═════ Exercise data

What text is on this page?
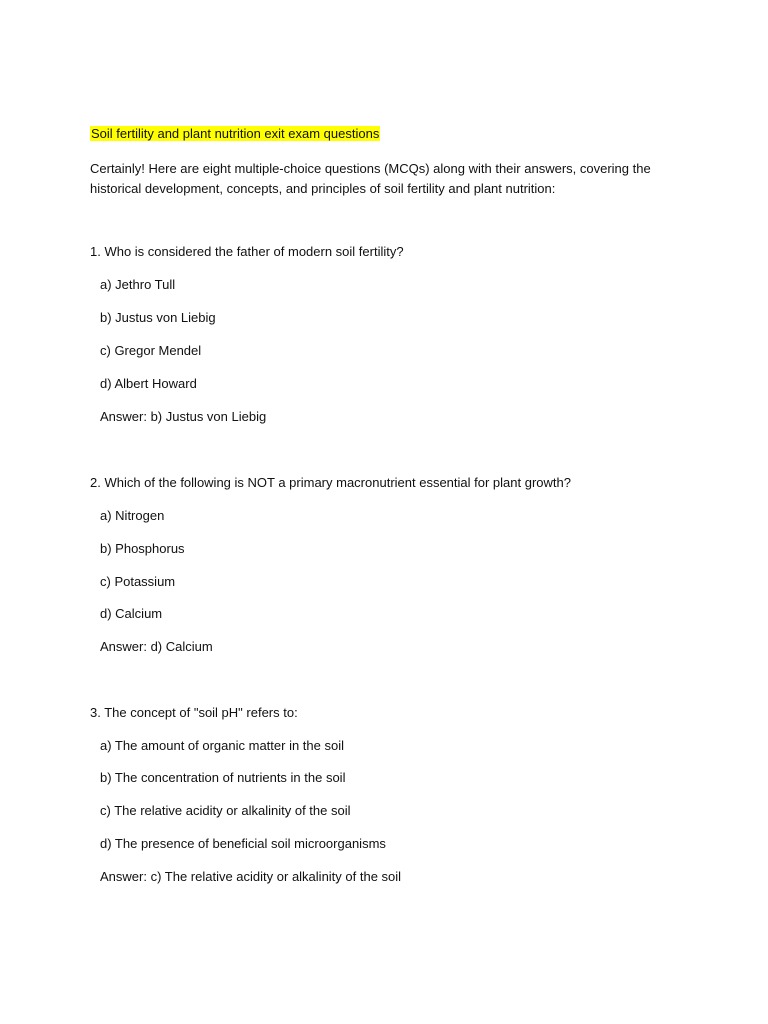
Soil fertility and plant nutrition exit exam questions
Certainly! Here are eight multiple-choice questions (MCQs) along with their answers, covering the historical development, concepts, and principles of soil fertility and plant nutrition:
1. Who is considered the father of modern soil fertility?
a) Jethro Tull
b) Justus von Liebig
c) Gregor Mendel
d) Albert Howard
Answer: b) Justus von Liebig
2. Which of the following is NOT a primary macronutrient essential for plant growth?
a) Nitrogen
b) Phosphorus
c) Potassium
d) Calcium
Answer: d) Calcium
3. The concept of "soil pH" refers to:
a) The amount of organic matter in the soil
b) The concentration of nutrients in the soil
c) The relative acidity or alkalinity of the soil
d) The presence of beneficial soil microorganisms
Answer: c) The relative acidity or alkalinity of the soil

══════════

▶ **Objective**: Using the entries above, find all lines with "Liebig". Copy them.

▶ **Output**:
b) Justus von Liebig
Answer: b) Justus von Liebig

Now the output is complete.